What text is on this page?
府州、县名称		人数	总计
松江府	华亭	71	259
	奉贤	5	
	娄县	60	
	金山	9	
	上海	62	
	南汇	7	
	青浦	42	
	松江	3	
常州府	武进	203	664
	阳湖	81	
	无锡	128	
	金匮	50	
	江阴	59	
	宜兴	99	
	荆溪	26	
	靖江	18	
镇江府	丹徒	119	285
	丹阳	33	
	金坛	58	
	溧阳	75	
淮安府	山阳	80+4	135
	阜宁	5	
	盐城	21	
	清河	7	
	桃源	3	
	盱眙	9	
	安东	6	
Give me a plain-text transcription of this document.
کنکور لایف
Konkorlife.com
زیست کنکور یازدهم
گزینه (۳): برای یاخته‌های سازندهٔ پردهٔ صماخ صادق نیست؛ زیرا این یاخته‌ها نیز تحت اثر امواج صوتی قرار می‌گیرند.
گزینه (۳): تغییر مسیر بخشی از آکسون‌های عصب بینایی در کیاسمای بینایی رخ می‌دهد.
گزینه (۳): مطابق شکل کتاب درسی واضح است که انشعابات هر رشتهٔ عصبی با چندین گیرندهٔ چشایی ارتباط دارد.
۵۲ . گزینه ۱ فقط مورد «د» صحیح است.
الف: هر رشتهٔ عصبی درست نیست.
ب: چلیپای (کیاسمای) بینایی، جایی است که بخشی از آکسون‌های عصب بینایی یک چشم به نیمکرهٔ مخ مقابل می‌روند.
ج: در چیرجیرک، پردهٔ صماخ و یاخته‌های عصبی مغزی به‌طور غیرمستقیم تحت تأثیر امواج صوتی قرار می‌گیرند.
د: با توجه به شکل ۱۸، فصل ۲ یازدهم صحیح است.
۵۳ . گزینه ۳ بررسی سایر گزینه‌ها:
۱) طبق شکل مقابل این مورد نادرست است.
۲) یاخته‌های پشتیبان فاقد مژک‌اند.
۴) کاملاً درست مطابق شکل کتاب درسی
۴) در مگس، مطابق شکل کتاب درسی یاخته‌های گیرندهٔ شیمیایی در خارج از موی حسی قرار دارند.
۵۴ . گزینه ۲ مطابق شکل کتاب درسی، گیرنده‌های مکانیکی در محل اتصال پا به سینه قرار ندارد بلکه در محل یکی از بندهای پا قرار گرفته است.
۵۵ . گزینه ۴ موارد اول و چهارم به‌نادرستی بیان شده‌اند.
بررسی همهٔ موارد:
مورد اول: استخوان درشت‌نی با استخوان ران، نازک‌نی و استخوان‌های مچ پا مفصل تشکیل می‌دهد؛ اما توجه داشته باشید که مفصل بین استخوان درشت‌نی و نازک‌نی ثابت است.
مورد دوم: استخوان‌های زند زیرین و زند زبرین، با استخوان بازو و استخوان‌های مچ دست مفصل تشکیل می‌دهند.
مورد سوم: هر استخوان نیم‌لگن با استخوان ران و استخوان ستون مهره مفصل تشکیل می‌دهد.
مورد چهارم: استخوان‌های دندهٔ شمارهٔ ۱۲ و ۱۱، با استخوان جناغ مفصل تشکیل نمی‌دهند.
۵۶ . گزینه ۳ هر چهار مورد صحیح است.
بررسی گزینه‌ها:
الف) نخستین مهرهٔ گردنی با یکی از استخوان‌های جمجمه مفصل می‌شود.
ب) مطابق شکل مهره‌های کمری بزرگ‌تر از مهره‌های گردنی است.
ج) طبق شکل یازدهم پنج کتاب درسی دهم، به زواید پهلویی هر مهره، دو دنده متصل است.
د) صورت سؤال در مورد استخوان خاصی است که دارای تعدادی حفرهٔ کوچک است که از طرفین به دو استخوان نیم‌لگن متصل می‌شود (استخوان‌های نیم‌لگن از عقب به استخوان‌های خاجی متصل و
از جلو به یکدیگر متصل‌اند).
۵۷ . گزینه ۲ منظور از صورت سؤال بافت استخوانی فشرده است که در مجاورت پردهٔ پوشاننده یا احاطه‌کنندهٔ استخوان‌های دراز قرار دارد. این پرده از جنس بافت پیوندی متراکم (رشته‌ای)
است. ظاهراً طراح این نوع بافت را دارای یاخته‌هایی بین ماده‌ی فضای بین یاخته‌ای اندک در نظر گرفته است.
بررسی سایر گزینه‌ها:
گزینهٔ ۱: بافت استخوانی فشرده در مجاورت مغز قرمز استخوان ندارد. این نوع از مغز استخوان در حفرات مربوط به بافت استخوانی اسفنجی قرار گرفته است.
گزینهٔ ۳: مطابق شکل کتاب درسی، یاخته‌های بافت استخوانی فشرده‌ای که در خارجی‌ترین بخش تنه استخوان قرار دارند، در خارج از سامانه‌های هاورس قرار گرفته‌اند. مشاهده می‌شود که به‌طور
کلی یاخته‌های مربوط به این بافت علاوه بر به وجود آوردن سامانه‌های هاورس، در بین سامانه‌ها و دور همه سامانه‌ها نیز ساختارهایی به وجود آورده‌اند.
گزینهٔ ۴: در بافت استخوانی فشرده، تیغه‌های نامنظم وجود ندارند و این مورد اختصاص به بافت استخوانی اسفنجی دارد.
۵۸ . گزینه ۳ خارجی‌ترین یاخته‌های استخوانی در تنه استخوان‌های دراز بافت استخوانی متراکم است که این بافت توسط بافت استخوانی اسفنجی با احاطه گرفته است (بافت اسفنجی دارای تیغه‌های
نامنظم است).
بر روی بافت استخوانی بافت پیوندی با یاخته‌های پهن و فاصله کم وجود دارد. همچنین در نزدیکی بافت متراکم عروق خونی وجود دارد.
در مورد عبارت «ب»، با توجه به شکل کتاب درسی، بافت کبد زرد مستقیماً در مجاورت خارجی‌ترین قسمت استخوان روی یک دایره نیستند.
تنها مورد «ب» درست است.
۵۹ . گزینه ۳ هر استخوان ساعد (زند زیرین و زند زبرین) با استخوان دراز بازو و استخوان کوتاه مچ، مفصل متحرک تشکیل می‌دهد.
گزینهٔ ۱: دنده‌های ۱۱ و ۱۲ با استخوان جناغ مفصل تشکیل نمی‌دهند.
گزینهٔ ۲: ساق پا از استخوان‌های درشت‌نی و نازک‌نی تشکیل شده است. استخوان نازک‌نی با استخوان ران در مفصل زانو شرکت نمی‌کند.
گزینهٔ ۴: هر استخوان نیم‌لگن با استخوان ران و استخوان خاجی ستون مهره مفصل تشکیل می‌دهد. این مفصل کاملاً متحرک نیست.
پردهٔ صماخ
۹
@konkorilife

▶ _TASK DIRECTIONS_:
Look through the entries above. Extract each line with the word "جناغ".

▶ _ANSWER FOR THIS EXERCISE_:
مورد چهارم: استخوان‌های دندهٔ شمارهٔ ۱۲ و ۱۱، با استخوان جناغ مفصل تشکیل نمی‌دهند.
گزینهٔ ۱: دنده‌های ۱۱ و ۱۲ با استخوان جناغ مفصل تشکیل نمی‌دهند.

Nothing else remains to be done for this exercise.